## The problem
Pick out the lines below that include the string "text".

[Dataset items]
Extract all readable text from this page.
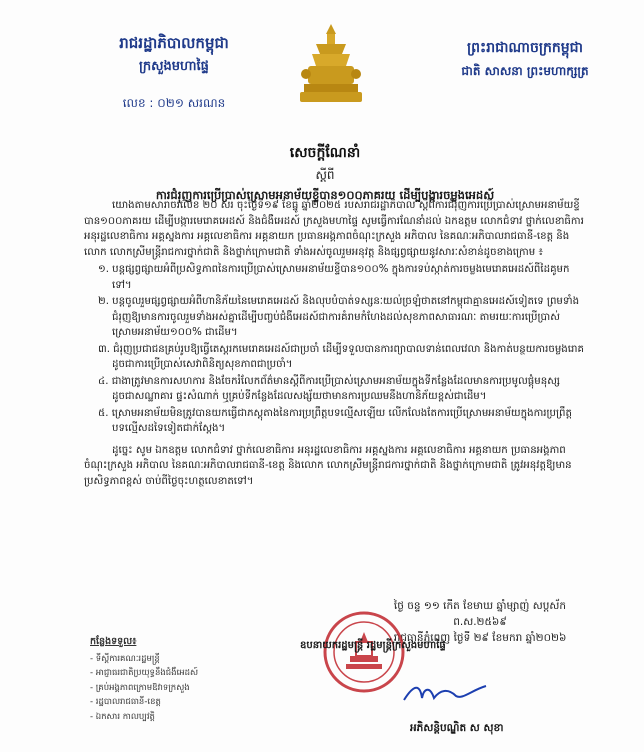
រាជរដ្ឋាភិបាលកម្ពុជា
ក្រសួងមហាផ្ទៃ
លេខ : ០២១ សរណន
ព្រះរាជាណាចក្រកម្ពុជា
ជាតិ សាសនា ព្រះមហាក្សត្រ
សេចក្តីណែនាំ
ស្តីពី
ការជំរុញការប្រើប្រាស់ស្រោមអនាម័យខ្ទីបាន១០០ភាគរយ ដើម្បីបង្ការចម្លងអេដស៍
យោងតាមសារាចរលេខ ២០ សរ ចុះថ្ងៃទី១៩ ខែធ្នូ ឆ្នាំ២០២៥ របស់រាជរដ្ឋាភិបាល ស្តីពីការជំរុញការប្រើប្រាស់ស្រោមអនាម័យខ្ទីបាន១០០ភាគរយ ដើម្បីបង្ការមេរោគអេដស៍ និងជំងឺអេដស៍ ក្រសួងមហាផ្ទៃ សូមធ្វើការណែនាំដល់ ឯកឧត្តម លោកជំទាវ ថ្នាក់លេខាធិការ អនុរដ្ឋលេខាធិការ អគ្គស្នងការ អគ្គលេខាធិការ អគ្គនាយក ប្រធានអង្គភាពចំណុះក្រសួង អភិបាល នៃគណៈអភិបាលរាជធានី-ខេត្ត និងលោក លោកស្រីមន្ត្រីរាជការថ្នាក់ជាតិ និងថ្នាក់ក្រោមជាតិ ទាំងអស់ចូលរួមអនុវត្ត និងផ្សព្វផ្សាយនូវសារៈសំខាន់ដូចខាងក្រោម ៖
១. បន្តផ្សព្វផ្សាយអំពីប្រសិទ្ធភាពនៃការប្រើប្រាស់ស្រោមអនាម័យខ្ទីបាន១០០% ក្នុងការទប់ស្កាត់ការចម្លងមេរោគអេដស៍ពីដៃគូមកទៅ។
២. បន្តចូលរួមផ្សព្វផ្សាយអំពីហានិភ័យនៃមេរោគអេដស៍ និងលុបបំបាត់ទស្សនៈយល់ច្រឡំថាតនៅកម្ពុជាគ្មានអេដស៍ទៀតទេ ព្រមទាំងជំរុញឱ្យមានការចូលរួមទាំងអស់គ្នាដើម្បីបញ្ចប់ជំងឺអេដស៍ជាការគំរាមកំហែងដល់សុខភាពសាធារណៈ តាមរយៈការប្រើប្រាស់ស្រោមអនាម័យ១០០% ជាដើម។
៣. ជំរុញប្រជាជនគ្រប់រូបឱ្យធ្វើតេស្តរកមេរោគអេដស៍ជាប្រចាំ ដើម្បីទទួលបានការព្យាបាលទាន់ពេលវេលា និងកាត់បន្ថយការចម្លងរោគ ដូចជាការប្រើប្រាស់សេវាពិនិត្យសុខភាពជាប្រចាំ។
៤. ជាងាត្រូវមានការសហការ និងចែករំលែកព័ត៌មានស្តីពីការប្រើប្រាស់ស្រោមអនាម័យក្នុងទីកន្លែងដែលមានការប្រមូលផ្តុំមនុស្ស ដូចជាសណ្ឋាគារ ផ្ទះសំណាក់ ឬគ្រប់ទីកន្លែងដែលសង្ស័យថាមានការប្រឈមនឹងហានិភ័យខ្ពស់ជាដើម។
៥. ស្រោមអនាម័យមិនត្រូវបានយកធ្វើជាភស្តុតាងនៃការប្រព្រឹត្តបទល្មើសឡើយ លើកលែងតែការប្រើស្រោមអនាម័យក្នុងការប្រព្រឹត្តបទល្មើសដទៃទៀតជាក់ស្តែង។
ដូច្នេះ សូម ឯកឧត្តម លោកជំទាវ ថ្នាក់លេខាធិការ អនុរដ្ឋលេខាធិការ អគ្គស្នងការ អគ្គលេខាធិការ អគ្គនាយក ប្រធានអង្គភាពចំណុះក្រសួង អភិបាល នៃគណៈអភិបាលរាជធានី-ខេត្ត និងលោក លោកស្រីមន្ត្រីរាជការថ្នាក់ជាតិ និងថ្នាក់ក្រោមជាតិ ត្រូវអនុវត្តឱ្យមានប្រសិទ្ធភាពខ្ពស់ ចាប់ពីថ្ងៃចុះហត្ថលេខាតទៅ។
ថ្ងៃ ចន្ទ ១១ កើត ខែមាឃ ឆ្នាំម្សាញ់ សប្តស័ក ព.ស.២៥៦៩
រាជធានីភ្នំពេញ ថ្ងៃទី ២៩ ខែមករា ឆ្នាំ២០២៦
កន្លែងទទួល៖
- ទីស្តីការគណៈរដ្ឋមន្ត្រី
- អាជ្ញាធរជាតិប្រយុទ្ធនឹងជំងឺអេដស៍
- គ្រប់អង្គភាពក្រោមឱវាទក្រសួង
- រដ្ឋបាលរាជធានី-ខេត្ត
- ឯកសារ កាលប្បវត្តិ
ឧបនាយករដ្ឋមន្ត្រី រដ្ឋមន្ត្រីក្រសួងមហាផ្ទៃ
អភិសន្តិបណ្ឌិត ស សុខា
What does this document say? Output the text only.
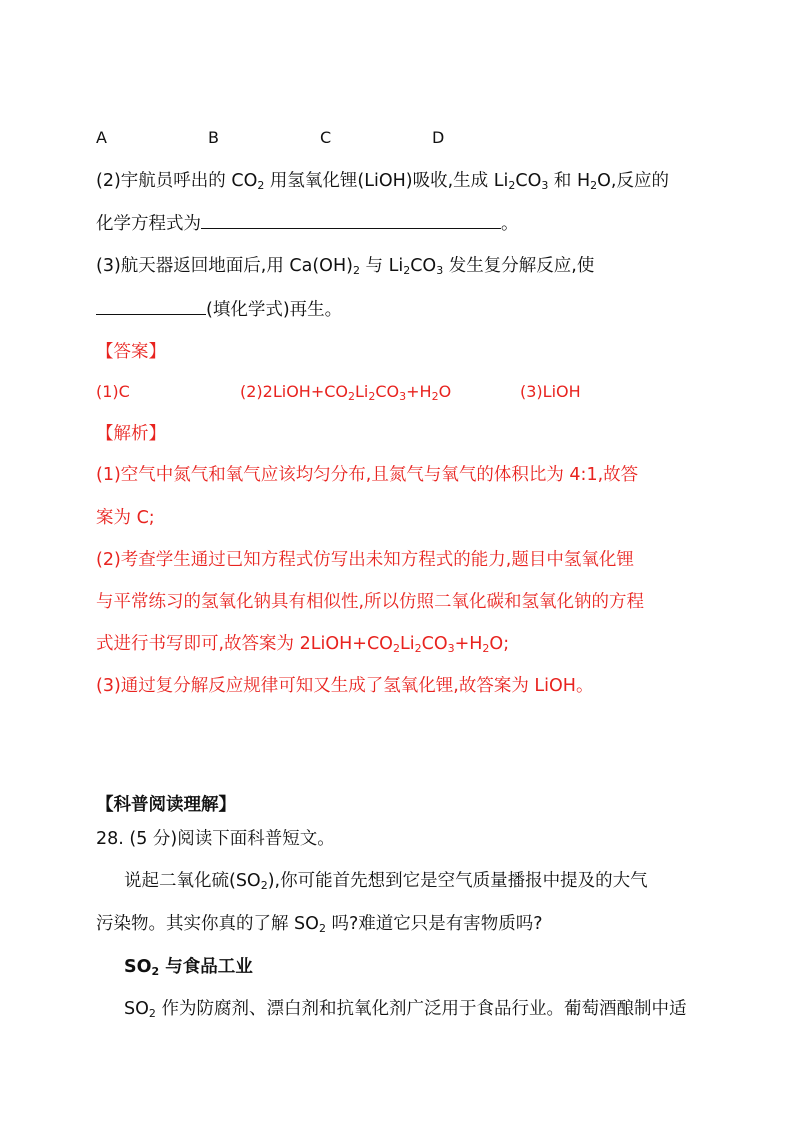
A	B	C	D
(2)宇航员呼出的 $CO_2$ 用氢氧化锂(LiOH)吸收,生成 $Li_2CO_3$ 和 $H_2O$,反应的
化学方程式为	。
(3)航天器返回地面后,用 $Ca(OH)_2$ 与 $Li_2CO_3$ 发生复分解反应,使
(填化学式)再生。
【答案】
(1)C	$(2)2LiOH+CO_2Li_2CO_3+H_2O$	(3)LiOH
【解析】
(1)空气中氮气和氧气应该均匀分布,且氮气与氧气的体积比为 4:1,故答
案为 C;
(2)考查学生通过已知方程式仿写出未知方程式的能力,题目中氢氧化锂
与平常练习的氢氧化钠具有相似性,所以仿照二氧化碳和氢氧化钠的方程
式进行书写即可,故答案为 $2LiOH+CO_2Li_2CO_3+H_2O$;
(3)通过复分解反应规律可知又生成了氢氧化锂,故答案为 LiOH。
【科普阅读理解】
28. (5 分)阅读下面科普短文。
说起二氧化硫$(SO_2)$,你可能首先想到它是空气质量播报中提及的大气
污染物。其实你真的了解 $SO_2$ 吗?难道它只是有害物质吗?
$SO_2$ 与食品工业
$SO_2$ 作为防腐剂、漂白剂和抗氧化剂广泛用于食品行业。葡萄酒酿制中适
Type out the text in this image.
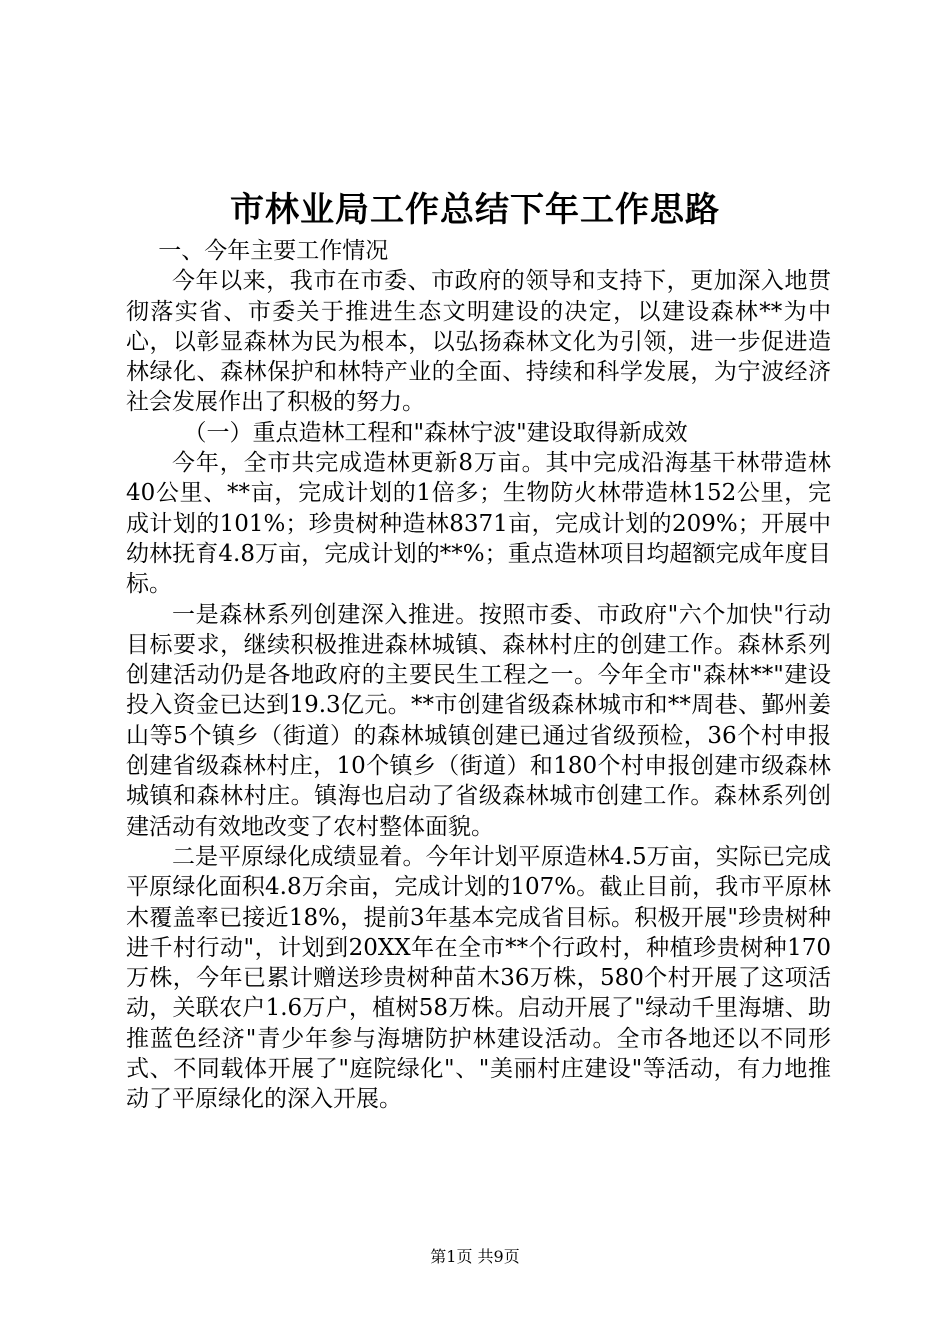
市林业局工作总结下年工作思路

一、今年主要工作情况

今年以来，我市在市委、市政府的领导和支持下，更加深入地贯彻落实省、市委关于推进生态文明建设的决定，以建设森林**为中心，以彰显森林为民为根本，以弘扬森林文化为引领，进一步促进造林绿化、森林保护和林特产业的全面、持续和科学发展，为宁波经济社会发展作出了积极的努力。

（一）重点造林工程和"森林宁波"建设取得新成效

今年，全市共完成造林更新8万亩。其中完成沿海基干林带造林40公里、**亩，完成计划的1倍多；生物防火林带造林152公里，完成计划的101%；珍贵树种造林8371亩，完成计划的209%；开展中幼林抚育4.8万亩，完成计划的**%；重点造林项目均超额完成年度目标。

一是森林系列创建深入推进。按照市委、市政府"六个加快"行动目标要求，继续积极推进森林城镇、森林村庄的创建工作。森林系列创建活动仍是各地政府的主要民生工程之一。今年全市"森林**"建设投入资金已达到19.3亿元。**市创建省级森林城市和**周巷、鄞州姜山等5个镇乡（街道）的森林城镇创建已通过省级预检，36个村申报创建省级森林村庄，10个镇乡（街道）和180个村申报创建市级森林城镇和森林村庄。镇海也启动了省级森林城市创建工作。森林系列创建活动有效地改变了农村整体面貌。

二是平原绿化成绩显着。今年计划平原造林4.5万亩，实际已完成平原绿化面积4.8万余亩，完成计划的107%。截止目前，我市平原林木覆盖率已接近18%，提前3年基本完成省目标。积极开展"珍贵树种进千村行动"，计划到20XX年在全市**个行政村，种植珍贵树种170万株，今年已累计赠送珍贵树种苗木36万株，580个村开展了这项活动，关联农户1.6万户，植树58万株。启动开展了"绿动千里海塘、助推蓝色经济"青少年参与海塘防护林建设活动。全市各地还以不同形式、不同载体开展了"庭院绿化"、"美丽村庄建设"等活动，有力地推动了平原绿化的深入开展。

第1页 共9页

## Output of the exercise
Extract all readable text from this page.
What does this document say? Output the text only.
Type out the text in this image.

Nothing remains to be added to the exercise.